26 de fevereiro de 2006

No fim das terras, uma leitura

Jornal O Estado do Maranhão, Caderno Alternativo

O livro de poesia No fim das terras, de Milton Torres, diplomata gaúcho que serve atualmente no Consulado Geral do Brasil em Houston, no Texas, publicado pela Ateliê Editorial, de São Paulo, em agosto de 2005, é desses que, pela originalidade temática está destinado a marcar a poesia brasileira.

- DESCRIÇÃO DO PROBLEMA
Responda com base no texto de origem:
(a) Em que jornal e caderno ele saiu?
(b) Onde Milton Torres serve atualmente?
(c) Que editora publicou No fim das terras, e em que mês e ano?

- DADOS FORNECIDOS
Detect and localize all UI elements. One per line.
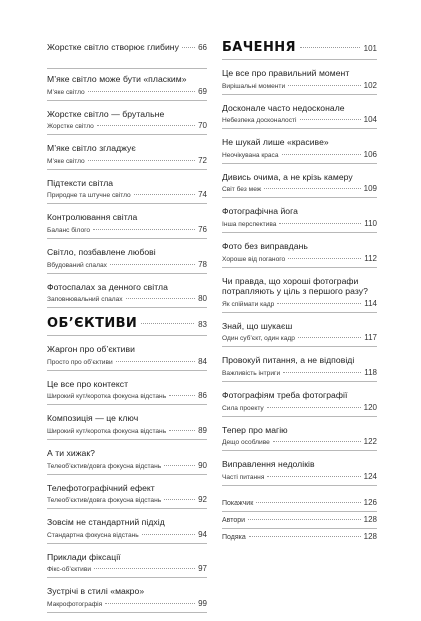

- RESPOSTA À TAREFA
(a) No jornal O Estado do Maranhão, Caderno Alternativo.
(b) No Consulado Geral do Brasil em Houston, no Texas.
(c) A Ateliê Editorial, de São Paulo, em agosto de 2005.